* _YOUR OBJECTIVE_: Return the listing word for word, as given.

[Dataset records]
********

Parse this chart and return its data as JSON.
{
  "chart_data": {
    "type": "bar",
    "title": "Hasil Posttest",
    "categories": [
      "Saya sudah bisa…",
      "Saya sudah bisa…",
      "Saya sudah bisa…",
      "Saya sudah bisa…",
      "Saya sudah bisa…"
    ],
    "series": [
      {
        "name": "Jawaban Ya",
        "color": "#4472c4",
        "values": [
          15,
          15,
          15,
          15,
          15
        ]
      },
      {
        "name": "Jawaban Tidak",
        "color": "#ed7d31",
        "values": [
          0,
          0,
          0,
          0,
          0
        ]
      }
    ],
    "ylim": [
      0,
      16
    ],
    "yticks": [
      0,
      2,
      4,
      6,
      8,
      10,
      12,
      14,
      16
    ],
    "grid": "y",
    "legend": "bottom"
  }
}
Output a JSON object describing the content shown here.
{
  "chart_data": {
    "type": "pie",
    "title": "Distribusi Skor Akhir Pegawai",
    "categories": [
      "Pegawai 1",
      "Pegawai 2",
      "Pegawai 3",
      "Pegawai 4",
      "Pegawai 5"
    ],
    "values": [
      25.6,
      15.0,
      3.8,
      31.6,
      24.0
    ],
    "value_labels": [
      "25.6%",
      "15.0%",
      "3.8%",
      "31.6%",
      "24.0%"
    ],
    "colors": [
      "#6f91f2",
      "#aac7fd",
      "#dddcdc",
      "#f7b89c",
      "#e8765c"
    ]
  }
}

********

* _FULL RESPONSE_:
Parse this chart and return its data as JSON.
{
  "chart_data": {
    "type": "bar",
    "title": "Hasil Posttest",
    "categories": [
      "Saya sudah bisa…",
      "Saya sudah bisa…",
      "Saya sudah bisa…",
      "Saya sudah bisa…",
      "Saya sudah bisa…"
    ],
    "series": [
      {
        "name": "Jawaban Ya",
        "color": "#4472c4",
        "values": [
          15,
          15,
          15,
          15,
          15
        ]
      },
      {
        "name": "Jawaban Tidak",
        "color": "#ed7d31",
        "values": [
          0,
          0,
          0,
          0,
          0
        ]
      }
    ],
    "ylim": [
      0,
      16
    ],
    "yticks": [
      0,
      2,
      4,
      6,
      8,
      10,
      12,
      14,
      16
    ],
    "grid": "y",
    "legend": "bottom"
  }
}
Output a JSON object describing the content shown here.
{
  "chart_data": {
    "type": "pie",
    "title": "Distribusi Skor Akhir Pegawai",
    "categories": [
      "Pegawai 1",
      "Pegawai 2",
      "Pegawai 3",
      "Pegawai 4",
      "Pegawai 5"
    ],
    "values": [
      25.6,
      15.0,
      3.8,
      31.6,
      24.0
    ],
    "value_labels": [
      "25.6%",
      "15.0%",
      "3.8%",
      "31.6%",
      "24.0%"
    ],
    "colors": [
      "#6f91f2",
      "#aac7fd",
      "#dddcdc",
      "#f7b89c",
      "#e8765c"
    ]
  }
}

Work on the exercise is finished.